→ Exercise task
Search the records for the word "JSON" and report each line that has it.

Data entries for graphics
--- start ---
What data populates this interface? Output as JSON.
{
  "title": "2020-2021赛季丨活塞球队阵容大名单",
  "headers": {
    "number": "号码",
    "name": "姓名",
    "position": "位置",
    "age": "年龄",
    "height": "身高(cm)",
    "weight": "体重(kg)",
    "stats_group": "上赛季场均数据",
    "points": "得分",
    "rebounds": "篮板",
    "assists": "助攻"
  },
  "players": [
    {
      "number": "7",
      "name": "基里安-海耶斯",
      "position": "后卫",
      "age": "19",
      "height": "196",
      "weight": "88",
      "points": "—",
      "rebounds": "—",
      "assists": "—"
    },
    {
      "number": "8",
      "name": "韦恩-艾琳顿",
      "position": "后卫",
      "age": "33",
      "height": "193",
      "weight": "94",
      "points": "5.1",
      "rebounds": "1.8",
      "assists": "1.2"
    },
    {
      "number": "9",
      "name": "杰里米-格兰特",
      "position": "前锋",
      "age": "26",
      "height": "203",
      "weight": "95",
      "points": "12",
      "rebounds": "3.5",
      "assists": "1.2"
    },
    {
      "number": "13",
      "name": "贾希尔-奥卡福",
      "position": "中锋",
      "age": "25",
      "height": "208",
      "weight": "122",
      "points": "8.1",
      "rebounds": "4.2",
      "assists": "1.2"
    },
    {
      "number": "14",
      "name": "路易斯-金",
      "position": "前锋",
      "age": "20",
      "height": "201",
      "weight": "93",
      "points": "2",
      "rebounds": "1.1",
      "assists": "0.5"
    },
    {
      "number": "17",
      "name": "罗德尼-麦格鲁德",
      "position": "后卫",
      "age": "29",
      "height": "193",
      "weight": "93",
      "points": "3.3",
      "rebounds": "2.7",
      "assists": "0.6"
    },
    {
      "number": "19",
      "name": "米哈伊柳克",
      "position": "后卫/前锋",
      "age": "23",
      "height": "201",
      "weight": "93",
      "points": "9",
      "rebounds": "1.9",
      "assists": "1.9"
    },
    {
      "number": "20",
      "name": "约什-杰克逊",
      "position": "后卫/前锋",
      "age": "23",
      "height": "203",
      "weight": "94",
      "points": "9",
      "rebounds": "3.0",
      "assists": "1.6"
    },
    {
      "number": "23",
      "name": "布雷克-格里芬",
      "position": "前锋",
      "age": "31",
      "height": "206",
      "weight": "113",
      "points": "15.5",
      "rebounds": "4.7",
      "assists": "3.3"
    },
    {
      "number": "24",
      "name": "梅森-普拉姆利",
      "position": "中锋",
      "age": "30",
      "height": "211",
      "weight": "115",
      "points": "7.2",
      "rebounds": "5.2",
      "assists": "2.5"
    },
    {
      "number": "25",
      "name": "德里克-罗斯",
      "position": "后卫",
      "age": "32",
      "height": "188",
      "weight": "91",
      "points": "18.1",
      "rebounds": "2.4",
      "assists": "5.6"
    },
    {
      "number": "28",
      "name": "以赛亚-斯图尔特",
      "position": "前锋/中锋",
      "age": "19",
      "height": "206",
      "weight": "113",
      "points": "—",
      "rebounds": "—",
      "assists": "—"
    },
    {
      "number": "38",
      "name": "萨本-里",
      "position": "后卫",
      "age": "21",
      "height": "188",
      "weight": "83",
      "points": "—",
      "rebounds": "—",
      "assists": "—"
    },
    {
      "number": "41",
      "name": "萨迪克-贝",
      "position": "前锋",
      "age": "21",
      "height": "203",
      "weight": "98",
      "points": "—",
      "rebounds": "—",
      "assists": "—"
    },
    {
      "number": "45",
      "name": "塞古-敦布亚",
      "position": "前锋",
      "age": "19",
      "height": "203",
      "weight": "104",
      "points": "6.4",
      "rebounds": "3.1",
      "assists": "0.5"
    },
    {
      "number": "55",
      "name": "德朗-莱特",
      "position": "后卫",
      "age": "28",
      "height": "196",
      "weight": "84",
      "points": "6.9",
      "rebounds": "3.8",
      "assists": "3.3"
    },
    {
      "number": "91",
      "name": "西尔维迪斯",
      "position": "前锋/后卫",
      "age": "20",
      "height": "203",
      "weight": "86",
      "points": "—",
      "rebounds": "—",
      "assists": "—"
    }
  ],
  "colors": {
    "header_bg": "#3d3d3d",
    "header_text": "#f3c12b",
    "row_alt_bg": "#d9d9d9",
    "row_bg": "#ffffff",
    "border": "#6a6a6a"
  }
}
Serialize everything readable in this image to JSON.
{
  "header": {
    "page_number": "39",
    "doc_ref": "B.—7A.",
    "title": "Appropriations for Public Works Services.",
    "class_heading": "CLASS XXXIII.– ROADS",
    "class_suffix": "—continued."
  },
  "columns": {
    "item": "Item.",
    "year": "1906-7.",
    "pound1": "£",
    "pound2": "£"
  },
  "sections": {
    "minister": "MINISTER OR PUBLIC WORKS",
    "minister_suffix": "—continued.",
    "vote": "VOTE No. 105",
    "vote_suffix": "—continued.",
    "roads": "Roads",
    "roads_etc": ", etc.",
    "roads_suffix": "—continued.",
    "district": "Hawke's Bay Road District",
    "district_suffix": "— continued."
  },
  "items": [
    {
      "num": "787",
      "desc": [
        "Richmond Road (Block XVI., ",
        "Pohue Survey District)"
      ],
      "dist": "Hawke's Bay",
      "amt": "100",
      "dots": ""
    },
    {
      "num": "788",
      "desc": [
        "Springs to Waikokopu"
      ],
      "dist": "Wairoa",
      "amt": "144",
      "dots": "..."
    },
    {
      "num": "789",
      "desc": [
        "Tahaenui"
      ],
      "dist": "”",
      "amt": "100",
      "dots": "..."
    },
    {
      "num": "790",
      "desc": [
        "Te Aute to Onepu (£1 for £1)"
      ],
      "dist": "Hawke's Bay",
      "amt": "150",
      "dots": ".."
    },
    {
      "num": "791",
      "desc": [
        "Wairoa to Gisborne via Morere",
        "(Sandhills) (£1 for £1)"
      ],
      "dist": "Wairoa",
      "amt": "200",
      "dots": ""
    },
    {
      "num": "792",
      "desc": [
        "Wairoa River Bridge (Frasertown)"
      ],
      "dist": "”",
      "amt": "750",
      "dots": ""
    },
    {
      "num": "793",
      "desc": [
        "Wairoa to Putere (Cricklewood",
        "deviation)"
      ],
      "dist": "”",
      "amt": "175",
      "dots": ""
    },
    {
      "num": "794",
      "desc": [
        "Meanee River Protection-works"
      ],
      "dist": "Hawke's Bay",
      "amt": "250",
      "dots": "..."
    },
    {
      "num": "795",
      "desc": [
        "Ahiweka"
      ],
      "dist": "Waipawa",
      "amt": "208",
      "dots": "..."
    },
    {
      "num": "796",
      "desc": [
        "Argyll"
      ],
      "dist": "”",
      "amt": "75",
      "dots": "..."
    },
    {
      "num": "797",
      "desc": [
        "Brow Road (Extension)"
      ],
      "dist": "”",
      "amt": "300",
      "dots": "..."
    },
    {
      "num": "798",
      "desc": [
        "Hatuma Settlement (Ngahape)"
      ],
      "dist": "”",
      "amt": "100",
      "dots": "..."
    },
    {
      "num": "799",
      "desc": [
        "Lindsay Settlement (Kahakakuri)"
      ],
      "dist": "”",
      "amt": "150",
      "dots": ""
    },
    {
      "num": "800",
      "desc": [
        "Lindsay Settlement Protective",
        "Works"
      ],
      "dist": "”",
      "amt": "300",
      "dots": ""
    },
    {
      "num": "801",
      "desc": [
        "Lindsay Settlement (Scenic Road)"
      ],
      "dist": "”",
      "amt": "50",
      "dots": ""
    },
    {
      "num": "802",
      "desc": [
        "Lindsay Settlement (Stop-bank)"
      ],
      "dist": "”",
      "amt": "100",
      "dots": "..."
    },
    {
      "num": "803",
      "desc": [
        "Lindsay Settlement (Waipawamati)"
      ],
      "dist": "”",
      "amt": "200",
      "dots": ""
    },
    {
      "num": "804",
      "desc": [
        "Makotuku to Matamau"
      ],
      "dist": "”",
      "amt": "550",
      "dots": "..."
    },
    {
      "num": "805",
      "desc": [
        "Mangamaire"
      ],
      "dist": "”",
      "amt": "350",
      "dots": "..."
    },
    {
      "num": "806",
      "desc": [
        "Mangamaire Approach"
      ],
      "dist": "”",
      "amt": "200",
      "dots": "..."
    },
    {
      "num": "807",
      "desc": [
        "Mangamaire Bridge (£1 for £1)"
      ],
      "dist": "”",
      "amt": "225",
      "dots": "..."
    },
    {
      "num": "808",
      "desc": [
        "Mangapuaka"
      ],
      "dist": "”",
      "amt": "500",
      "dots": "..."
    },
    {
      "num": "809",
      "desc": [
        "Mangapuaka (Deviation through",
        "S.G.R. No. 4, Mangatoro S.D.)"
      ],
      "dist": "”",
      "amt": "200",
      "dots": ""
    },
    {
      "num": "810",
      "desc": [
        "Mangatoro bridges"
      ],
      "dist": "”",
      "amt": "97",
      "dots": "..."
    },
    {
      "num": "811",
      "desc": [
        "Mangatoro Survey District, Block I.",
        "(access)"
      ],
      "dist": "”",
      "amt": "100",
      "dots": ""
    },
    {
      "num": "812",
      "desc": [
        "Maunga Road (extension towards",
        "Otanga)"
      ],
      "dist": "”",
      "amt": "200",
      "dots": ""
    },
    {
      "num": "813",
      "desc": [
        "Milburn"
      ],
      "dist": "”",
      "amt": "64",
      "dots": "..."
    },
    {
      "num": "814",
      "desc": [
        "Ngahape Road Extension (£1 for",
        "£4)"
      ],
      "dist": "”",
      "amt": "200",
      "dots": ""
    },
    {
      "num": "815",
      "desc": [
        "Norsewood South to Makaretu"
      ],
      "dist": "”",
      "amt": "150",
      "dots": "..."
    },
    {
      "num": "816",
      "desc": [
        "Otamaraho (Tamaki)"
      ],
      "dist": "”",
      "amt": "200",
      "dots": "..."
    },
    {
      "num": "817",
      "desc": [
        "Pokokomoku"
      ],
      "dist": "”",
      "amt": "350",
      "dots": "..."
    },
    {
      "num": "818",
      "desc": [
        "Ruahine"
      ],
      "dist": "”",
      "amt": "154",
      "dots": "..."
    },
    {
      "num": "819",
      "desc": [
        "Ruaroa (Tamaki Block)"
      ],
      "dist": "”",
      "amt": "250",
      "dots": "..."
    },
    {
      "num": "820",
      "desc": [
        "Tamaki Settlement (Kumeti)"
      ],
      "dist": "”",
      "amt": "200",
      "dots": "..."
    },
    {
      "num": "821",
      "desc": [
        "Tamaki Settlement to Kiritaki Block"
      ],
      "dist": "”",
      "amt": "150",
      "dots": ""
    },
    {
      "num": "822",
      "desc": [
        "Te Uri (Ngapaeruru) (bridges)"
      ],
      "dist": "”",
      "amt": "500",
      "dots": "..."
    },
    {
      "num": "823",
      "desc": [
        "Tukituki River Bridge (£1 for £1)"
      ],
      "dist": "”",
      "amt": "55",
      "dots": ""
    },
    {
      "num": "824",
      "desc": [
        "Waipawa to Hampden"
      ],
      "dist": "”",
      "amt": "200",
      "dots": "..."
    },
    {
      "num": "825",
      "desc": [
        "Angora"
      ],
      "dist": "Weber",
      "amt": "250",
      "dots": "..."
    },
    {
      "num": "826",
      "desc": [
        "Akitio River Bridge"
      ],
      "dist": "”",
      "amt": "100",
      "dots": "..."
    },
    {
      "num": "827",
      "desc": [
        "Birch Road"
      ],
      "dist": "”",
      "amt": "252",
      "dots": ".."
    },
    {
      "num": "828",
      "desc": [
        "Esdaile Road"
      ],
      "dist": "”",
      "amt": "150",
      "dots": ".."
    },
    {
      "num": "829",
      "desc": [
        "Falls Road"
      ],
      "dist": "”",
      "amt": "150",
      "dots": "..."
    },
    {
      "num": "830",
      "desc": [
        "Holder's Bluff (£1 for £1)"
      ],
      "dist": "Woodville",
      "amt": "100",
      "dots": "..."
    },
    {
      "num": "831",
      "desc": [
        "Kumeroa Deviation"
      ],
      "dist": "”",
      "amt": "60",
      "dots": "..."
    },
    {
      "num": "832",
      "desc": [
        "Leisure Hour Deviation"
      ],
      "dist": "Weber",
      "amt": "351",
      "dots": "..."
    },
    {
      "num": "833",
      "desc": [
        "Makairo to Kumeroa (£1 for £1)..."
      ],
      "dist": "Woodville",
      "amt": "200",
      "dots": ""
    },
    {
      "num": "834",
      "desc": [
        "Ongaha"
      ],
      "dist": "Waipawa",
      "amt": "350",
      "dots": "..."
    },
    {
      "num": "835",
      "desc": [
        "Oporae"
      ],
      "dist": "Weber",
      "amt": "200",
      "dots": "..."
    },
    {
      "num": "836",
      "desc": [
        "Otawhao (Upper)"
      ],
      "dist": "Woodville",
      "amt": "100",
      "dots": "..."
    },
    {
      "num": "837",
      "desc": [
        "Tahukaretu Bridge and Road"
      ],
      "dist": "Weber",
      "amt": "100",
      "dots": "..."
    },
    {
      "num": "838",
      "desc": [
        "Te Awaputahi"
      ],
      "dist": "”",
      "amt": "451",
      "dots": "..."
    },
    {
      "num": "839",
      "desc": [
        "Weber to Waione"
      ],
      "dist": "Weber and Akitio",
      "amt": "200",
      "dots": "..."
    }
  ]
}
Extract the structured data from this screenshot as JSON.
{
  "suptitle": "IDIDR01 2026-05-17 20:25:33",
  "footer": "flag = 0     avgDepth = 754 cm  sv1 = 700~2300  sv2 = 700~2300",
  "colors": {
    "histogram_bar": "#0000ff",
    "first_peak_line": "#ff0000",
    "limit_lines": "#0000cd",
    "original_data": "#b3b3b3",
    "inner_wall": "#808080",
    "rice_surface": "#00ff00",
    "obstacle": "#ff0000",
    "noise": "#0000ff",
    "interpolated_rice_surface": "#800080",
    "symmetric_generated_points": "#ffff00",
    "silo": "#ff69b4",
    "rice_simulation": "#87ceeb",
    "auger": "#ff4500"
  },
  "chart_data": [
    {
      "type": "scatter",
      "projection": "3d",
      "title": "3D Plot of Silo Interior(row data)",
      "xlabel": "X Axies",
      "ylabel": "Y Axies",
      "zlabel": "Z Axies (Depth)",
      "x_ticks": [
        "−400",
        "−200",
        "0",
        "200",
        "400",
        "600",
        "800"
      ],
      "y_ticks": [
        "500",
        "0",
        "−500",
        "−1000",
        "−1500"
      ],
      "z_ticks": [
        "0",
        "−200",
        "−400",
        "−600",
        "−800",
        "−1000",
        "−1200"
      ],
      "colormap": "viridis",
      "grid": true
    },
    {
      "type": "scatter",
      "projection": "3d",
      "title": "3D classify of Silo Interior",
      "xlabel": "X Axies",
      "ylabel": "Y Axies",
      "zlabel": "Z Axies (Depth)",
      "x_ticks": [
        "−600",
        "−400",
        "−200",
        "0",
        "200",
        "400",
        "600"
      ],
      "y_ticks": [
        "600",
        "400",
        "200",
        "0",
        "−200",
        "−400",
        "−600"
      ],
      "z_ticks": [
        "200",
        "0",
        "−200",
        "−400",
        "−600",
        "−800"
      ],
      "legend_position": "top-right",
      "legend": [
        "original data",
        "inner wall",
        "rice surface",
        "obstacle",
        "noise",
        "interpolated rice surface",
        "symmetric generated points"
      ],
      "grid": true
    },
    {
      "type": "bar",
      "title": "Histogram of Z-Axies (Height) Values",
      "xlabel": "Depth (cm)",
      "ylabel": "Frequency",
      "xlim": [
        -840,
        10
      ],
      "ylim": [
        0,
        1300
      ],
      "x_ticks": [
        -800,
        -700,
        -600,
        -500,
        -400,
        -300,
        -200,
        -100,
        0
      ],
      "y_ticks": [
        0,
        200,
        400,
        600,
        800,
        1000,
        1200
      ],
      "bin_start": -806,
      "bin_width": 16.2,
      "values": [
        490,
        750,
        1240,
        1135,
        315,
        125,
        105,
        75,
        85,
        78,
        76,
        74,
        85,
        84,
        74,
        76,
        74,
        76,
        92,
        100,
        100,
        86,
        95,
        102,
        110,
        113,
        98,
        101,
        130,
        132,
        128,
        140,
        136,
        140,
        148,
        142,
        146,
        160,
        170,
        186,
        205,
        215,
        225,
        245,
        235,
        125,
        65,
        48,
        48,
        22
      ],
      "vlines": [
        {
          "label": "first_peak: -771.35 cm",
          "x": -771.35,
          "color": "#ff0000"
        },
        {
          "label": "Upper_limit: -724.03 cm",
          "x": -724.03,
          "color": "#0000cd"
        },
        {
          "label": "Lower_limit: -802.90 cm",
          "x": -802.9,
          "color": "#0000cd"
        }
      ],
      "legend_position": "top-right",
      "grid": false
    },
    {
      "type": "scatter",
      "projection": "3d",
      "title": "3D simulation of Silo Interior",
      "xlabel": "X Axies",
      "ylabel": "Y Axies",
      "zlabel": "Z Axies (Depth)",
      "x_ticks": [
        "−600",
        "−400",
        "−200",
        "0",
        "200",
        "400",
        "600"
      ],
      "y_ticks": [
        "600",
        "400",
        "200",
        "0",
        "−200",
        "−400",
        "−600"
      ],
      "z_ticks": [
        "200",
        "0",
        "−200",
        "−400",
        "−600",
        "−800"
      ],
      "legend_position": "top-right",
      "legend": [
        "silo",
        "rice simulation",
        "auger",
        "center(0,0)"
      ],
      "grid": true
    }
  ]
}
--- end ---
→ Response
What data populates this interface? Output as JSON.
Serialize everything readable in this image to JSON.
Extract the structured data from this screenshot as JSON.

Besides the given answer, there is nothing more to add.